▶ _What needs to be done_:
Give the count of lines holding the string "sort" and nothing else.

▶ _Extracted information_:

----

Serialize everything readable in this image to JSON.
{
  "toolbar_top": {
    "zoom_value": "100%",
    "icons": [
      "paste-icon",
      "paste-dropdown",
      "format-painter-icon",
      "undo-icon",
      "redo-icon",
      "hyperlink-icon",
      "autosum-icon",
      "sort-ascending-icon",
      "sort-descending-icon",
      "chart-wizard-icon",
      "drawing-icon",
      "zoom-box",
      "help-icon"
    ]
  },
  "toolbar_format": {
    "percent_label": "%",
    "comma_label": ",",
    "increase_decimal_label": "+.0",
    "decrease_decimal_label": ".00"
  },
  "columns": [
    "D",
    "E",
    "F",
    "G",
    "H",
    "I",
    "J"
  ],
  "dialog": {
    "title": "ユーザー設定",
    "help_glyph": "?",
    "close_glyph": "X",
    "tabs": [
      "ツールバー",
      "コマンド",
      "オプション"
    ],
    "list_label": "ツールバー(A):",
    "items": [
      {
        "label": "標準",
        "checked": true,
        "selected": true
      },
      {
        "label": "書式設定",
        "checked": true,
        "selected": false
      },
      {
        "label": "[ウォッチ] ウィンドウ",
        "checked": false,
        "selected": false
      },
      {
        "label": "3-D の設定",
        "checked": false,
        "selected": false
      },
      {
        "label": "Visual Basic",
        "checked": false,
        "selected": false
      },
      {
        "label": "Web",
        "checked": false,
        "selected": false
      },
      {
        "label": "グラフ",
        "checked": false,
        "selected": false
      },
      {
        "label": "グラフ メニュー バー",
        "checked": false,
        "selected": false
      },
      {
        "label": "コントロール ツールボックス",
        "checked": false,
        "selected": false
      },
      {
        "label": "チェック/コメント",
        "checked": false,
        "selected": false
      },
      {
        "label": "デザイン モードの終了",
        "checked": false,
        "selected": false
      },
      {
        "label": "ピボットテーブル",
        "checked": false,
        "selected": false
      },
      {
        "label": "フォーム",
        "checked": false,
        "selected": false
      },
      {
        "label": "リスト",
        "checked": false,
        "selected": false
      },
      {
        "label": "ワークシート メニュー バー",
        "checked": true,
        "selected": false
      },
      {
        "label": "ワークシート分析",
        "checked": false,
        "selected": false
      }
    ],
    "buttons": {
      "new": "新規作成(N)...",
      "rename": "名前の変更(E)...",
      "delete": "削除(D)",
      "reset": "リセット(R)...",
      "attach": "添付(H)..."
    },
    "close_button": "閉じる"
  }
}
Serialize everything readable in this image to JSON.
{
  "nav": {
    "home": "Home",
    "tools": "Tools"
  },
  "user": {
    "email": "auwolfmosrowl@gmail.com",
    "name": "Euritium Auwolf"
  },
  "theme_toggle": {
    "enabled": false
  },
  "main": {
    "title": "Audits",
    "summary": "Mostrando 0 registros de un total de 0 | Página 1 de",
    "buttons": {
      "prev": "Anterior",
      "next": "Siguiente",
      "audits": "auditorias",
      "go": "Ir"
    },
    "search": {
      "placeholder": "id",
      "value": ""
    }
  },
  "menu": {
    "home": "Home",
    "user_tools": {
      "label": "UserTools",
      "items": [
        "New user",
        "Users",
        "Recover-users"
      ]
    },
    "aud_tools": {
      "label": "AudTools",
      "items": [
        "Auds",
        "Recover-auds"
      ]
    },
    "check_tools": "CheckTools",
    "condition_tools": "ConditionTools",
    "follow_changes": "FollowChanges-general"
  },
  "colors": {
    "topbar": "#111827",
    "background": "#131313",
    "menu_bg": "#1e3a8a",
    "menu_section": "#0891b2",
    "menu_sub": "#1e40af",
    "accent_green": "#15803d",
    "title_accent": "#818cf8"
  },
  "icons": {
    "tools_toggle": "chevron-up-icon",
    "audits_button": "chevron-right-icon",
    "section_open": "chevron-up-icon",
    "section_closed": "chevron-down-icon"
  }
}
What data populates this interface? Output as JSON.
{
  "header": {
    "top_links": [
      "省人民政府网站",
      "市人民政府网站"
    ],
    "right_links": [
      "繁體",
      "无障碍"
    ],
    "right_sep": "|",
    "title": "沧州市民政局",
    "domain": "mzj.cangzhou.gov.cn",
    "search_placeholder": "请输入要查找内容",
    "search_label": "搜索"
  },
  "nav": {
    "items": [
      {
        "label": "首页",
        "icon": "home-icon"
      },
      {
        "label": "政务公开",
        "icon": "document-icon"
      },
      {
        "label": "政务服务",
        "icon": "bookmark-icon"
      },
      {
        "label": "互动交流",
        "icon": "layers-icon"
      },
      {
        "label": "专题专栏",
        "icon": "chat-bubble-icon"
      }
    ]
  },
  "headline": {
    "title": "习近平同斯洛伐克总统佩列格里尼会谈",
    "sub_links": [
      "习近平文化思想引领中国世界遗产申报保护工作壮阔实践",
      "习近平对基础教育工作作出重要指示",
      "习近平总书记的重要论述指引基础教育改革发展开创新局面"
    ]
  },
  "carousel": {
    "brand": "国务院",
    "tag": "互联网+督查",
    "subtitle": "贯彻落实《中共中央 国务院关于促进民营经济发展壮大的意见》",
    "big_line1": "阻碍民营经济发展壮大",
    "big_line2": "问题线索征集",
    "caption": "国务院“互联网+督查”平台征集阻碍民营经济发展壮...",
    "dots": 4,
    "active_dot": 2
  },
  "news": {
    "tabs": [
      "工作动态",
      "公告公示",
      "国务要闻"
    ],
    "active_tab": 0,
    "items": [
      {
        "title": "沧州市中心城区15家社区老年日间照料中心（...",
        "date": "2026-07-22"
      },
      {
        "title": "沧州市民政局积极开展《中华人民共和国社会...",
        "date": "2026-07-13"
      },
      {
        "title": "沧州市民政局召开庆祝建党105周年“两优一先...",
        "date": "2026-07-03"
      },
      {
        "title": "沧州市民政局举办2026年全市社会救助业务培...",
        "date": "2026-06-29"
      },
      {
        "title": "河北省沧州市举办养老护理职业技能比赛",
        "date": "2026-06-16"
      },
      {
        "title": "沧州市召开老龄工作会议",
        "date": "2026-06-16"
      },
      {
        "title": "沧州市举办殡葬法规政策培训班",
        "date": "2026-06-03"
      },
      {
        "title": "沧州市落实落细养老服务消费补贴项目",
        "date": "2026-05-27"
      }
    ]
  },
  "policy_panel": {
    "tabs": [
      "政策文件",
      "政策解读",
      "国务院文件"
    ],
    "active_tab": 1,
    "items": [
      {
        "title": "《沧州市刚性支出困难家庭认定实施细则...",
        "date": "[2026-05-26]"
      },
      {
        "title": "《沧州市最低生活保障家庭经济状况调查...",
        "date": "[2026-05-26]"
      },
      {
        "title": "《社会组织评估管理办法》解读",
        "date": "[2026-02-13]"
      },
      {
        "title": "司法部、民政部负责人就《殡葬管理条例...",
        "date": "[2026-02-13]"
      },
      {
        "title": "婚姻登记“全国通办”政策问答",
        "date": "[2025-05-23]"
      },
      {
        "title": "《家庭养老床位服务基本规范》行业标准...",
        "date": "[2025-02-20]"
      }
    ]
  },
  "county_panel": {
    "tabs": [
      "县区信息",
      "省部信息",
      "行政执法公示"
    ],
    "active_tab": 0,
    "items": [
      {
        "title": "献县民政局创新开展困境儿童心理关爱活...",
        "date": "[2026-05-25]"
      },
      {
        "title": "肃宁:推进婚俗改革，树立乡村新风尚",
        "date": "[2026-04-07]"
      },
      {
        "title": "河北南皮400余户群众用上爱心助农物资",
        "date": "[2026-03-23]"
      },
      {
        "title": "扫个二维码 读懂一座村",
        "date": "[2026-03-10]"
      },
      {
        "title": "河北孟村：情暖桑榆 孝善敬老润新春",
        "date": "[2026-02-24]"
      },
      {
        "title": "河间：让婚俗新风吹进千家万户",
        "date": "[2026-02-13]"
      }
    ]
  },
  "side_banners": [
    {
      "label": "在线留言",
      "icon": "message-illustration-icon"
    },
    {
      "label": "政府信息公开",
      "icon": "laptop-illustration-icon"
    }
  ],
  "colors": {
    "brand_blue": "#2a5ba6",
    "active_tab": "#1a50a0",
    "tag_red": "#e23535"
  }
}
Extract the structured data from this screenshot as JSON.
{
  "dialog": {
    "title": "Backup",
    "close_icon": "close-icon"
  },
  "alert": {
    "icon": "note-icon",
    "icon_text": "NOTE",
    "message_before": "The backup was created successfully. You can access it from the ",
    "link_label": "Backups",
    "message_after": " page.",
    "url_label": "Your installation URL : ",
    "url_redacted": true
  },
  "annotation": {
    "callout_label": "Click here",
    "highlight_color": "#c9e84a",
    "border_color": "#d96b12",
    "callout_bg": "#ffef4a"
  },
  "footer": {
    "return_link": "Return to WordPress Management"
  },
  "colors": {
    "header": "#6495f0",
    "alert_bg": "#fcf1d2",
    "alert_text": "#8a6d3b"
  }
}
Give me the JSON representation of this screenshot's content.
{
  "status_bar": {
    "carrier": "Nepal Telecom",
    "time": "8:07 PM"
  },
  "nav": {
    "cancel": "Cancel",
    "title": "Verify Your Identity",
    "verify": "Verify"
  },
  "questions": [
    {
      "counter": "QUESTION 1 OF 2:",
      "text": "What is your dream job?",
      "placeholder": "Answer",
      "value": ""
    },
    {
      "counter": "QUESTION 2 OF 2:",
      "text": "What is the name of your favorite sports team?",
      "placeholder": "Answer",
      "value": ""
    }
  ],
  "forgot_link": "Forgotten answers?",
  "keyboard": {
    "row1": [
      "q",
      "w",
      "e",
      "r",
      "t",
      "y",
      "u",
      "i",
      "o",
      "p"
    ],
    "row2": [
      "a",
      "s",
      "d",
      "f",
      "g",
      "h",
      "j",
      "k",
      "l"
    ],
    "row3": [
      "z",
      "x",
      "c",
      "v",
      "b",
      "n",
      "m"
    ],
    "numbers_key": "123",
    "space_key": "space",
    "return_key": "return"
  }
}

----

▶ _Expected answer_:
2